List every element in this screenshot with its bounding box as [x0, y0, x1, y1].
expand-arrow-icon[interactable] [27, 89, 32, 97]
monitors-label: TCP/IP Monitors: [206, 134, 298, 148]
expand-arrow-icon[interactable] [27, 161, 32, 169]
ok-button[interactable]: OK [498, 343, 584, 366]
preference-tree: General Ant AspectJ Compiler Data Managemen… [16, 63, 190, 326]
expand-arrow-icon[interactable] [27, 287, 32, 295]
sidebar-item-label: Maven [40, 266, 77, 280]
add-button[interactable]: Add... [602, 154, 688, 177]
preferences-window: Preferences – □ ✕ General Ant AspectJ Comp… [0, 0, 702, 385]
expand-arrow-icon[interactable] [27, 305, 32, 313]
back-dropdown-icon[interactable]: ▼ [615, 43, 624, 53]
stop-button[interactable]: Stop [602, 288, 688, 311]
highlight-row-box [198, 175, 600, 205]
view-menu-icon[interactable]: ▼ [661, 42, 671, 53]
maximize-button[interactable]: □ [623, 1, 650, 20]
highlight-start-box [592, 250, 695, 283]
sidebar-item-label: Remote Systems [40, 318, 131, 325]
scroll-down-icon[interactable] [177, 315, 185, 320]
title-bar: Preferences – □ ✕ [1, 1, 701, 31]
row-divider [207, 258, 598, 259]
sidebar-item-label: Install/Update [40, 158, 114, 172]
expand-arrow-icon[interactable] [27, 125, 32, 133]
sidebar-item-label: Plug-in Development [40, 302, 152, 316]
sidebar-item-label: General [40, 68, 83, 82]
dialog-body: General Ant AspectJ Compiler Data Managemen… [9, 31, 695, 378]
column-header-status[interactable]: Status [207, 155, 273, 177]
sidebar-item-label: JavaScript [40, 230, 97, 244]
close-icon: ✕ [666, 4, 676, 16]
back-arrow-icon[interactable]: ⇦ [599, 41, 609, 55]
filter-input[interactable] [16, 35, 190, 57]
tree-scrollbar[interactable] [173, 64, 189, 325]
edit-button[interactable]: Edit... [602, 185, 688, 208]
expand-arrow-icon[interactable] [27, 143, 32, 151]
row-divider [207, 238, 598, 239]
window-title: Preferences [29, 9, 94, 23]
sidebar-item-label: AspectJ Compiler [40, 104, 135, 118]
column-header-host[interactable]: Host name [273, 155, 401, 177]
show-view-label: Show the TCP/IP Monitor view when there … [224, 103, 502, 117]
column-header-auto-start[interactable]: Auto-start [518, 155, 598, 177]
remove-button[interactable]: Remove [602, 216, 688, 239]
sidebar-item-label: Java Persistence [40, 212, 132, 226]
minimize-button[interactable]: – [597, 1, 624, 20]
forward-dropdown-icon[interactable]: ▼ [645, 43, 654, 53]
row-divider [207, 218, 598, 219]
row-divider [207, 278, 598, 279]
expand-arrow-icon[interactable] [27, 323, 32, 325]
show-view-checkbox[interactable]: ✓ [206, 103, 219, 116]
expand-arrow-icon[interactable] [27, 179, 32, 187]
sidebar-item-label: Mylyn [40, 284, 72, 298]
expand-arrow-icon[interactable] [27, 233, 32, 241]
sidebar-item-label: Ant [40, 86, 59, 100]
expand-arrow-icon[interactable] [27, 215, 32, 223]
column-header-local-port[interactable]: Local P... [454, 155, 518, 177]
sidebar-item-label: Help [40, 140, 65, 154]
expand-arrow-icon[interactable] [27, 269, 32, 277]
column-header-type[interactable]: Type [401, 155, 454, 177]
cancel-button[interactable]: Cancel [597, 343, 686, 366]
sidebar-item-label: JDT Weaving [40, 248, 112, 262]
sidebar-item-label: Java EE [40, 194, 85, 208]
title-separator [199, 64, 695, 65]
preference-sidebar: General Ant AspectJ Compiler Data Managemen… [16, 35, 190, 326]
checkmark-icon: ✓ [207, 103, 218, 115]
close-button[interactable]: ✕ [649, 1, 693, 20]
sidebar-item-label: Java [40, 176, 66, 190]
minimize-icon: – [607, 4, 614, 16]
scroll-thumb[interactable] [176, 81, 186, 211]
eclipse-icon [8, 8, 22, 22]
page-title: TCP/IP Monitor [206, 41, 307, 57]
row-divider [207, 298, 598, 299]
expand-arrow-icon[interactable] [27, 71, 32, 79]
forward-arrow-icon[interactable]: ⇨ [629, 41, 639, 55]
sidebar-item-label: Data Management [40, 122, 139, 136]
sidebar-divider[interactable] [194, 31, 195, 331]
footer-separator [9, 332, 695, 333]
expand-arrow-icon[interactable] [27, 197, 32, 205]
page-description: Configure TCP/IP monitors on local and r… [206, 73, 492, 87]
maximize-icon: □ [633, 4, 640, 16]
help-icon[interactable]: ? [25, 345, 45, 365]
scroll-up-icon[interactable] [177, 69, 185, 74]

What to produce:
Recast every line of the records above as a Markdown table with two columns, "Row" for a running number and "Line" for the line itself, leaving out any blank lines.

Exercise response:
| Row | Line |
|---|---|
| 1 | List every element in this screenshot with its bounding box as [x0, y0, x1, y1]. |
| 2 | expand-arrow-icon[interactable] [27, 89, 32, 97] |
| 3 | monitors-label: TCP/IP Monitors: [206, 134, 298, 148] |
| 4 | expand-arrow-icon[interactable] [27, 161, 32, 169] |
| 5 | ok-button[interactable]: OK [498, 343, 584, 366] |
| 6 | preference-tree: General Ant AspectJ Compiler Data Managemen… [16, 63, 190, 326] |
| 7 | expand-arrow-icon[interactable] [27, 287, 32, 295] |
| 8 | sidebar-item-label: Maven [40, 266, 77, 280] |
| 9 | add-button[interactable]: Add... [602, 154, 688, 177] |
| 10 | preferences-window: Preferences – □ ✕ General Ant AspectJ Comp… [0, 0, 702, 385] |
| 11 | expand-arrow-icon[interactable] [27, 305, 32, 313] |
| 12 | back-dropdown-icon[interactable]: ▼ [615, 43, 624, 53] |
| 13 | stop-button[interactable]: Stop [602, 288, 688, 311] |
| 14 | highlight-row-box [198, 175, 600, 205] |
| 15 | view-menu-icon[interactable]: ▼ [661, 42, 671, 53] |
| 16 | maximize-button[interactable]: □ [623, 1, 650, 20] |
| 17 | highlight-start-box [592, 250, 695, 283] |
| 18 | sidebar-item-label: Remote Systems [40, 318, 131, 325] |
| 19 | scroll-down-icon[interactable] [177, 315, 185, 320] |
| 20 | title-bar: Preferences – □ ✕ [1, 1, 701, 31] |
| 21 | row-divider [207, 258, 598, 259] |
| 22 | sidebar-item-label: Install/Update [40, 158, 114, 172] |
| 23 | expand-arrow-icon[interactable] [27, 125, 32, 133] |
| 24 | sidebar-item-label: Plug-in Development [40, 302, 152, 316] |
| 25 | sidebar-item-label: General [40, 68, 83, 82] |
| 26 | dialog-body: General Ant AspectJ Compiler Data Managemen… [9, 31, 695, 378] |
| 27 | column-header-status[interactable]: Status [207, 155, 273, 177] |
| 28 | sidebar-item-label: JavaScript [40, 230, 97, 244] |
| 29 | close-icon: ✕ [666, 4, 676, 16] |
| 30 | back-arrow-icon[interactable]: ⇦ [599, 41, 609, 55] |
| 31 | filter-input[interactable] [16, 35, 190, 57] |
| 32 | tree-scrollbar[interactable] [173, 64, 189, 325] |
| 33 | edit-button[interactable]: Edit... [602, 185, 688, 208] |
| 34 | expand-arrow-icon[interactable] [27, 143, 32, 151] |
| 35 | row-divider [207, 238, 598, 239] |
| 36 | window-title: Preferences [29, 9, 94, 23] |
| 37 | sidebar-item-label: AspectJ Compiler [40, 104, 135, 118] |
| 38 | column-header-host[interactable]: Host name [273, 155, 401, 177] |
| 39 | show-view-label: Show the TCP/IP Monitor view when there … [224, 103, 502, 117] |
| 40 | column-header-auto-start[interactable]: Auto-start [518, 155, 598, 177] |
| 41 | remove-button[interactable]: Remove [602, 216, 688, 239] |
| 42 | sidebar-item-label: Java Persistence [40, 212, 132, 226] |
| 43 | minimize-button[interactable]: – [597, 1, 624, 20] |
| 44 | forward-dropdown-icon[interactable]: ▼ [645, 43, 654, 53] |
| 45 | row-divider [207, 218, 598, 219] |
| 46 | row-divider [207, 278, 598, 279] |
| 47 | expand-arrow-icon[interactable] [27, 323, 32, 325] |
| 48 | show-view-checkbox[interactable]: ✓ [206, 103, 219, 116] |
| 49 | expand-arrow-icon[interactable] [27, 179, 32, 187] |
| 50 | sidebar-item-label: Mylyn [40, 284, 72, 298] |
| 51 | expand-arrow-icon[interactable] [27, 233, 32, 241] |
| 52 | sidebar-item-label: Ant [40, 86, 59, 100] |
| 53 | expand-arrow-icon[interactable] [27, 215, 32, 223] |
| 54 | column-header-local-port[interactable]: Local P... [454, 155, 518, 177] |
| 55 | sidebar-item-label: Help [40, 140, 65, 154] |
| 56 | expand-arrow-icon[interactable] [27, 269, 32, 277] |
| 57 | column-header-type[interactable]: Type [401, 155, 454, 177] |
| 58 | cancel-button[interactable]: Cancel [597, 343, 686, 366] |
| 59 | sidebar-item-label: JDT Weaving [40, 248, 112, 262] |
| 60 | sidebar-item-label: Java EE [40, 194, 85, 208] |
| 61 | title-separator [199, 64, 695, 65] |
| 62 | preference-sidebar: General Ant AspectJ Compiler Data Managemen… [16, 35, 190, 326] |
| 63 | checkmark-icon: ✓ [207, 103, 218, 115] |
| 64 | close-button[interactable]: ✕ [649, 1, 693, 20] |
| 65 | sidebar-item-label: Java [40, 176, 66, 190] |
| 66 | minimize-icon: – [607, 4, 614, 16] |
| 67 | scroll-thumb[interactable] [176, 81, 186, 211] |
| 68 | eclipse-icon [8, 8, 22, 22] |
| 69 | page-title: TCP/IP Monitor [206, 41, 307, 57] |
| 70 | row-divider [207, 298, 598, 299] |
| 71 | expand-arrow-icon[interactable] [27, 71, 32, 79] |
| 72 | forward-arrow-icon[interactable]: ⇨ [629, 41, 639, 55] |
| 73 | sidebar-item-label: Data Management [40, 122, 139, 136] |
| 74 | sidebar-divider[interactable] [194, 31, 195, 331] |
| 75 | footer-separator [9, 332, 695, 333] |
| 76 | expand-arrow-icon[interactable] [27, 197, 32, 205] |
| 77 | page-description: Configure TCP/IP monitors on local and r… [206, 73, 492, 87] |
| 78 | maximize-icon: □ [633, 4, 640, 16] |
| 79 | help-icon[interactable]: ? [25, 345, 45, 365] |
| 80 | scroll-up-icon[interactable] [177, 69, 185, 74] |